--- begin ---

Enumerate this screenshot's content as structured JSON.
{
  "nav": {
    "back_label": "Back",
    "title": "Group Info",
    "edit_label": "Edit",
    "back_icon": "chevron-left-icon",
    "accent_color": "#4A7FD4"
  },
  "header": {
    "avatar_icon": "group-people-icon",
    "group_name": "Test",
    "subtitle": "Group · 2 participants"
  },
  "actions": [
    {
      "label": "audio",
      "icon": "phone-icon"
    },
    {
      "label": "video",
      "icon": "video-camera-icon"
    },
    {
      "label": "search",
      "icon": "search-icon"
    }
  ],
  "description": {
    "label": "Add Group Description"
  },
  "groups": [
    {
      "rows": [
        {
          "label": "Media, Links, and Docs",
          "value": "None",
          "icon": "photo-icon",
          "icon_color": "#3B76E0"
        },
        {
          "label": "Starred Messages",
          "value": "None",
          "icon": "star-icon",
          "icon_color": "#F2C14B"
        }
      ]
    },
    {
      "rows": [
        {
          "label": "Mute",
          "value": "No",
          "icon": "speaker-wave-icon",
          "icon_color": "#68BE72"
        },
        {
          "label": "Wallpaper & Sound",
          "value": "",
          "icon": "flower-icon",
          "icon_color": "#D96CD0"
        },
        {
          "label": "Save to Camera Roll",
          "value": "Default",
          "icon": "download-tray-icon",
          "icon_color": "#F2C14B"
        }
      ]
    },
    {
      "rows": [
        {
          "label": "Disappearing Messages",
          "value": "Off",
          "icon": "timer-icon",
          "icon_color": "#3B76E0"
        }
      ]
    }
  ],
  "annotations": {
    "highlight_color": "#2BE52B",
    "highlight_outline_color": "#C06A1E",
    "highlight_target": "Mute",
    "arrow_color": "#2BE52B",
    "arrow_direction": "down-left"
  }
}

--- end ---

### Directions for this task
Scan the data above; copy every line where "left" appears.

### Output of the task
    "back_icon": "chevron-left-icon",
    "arrow_direction": "down-left"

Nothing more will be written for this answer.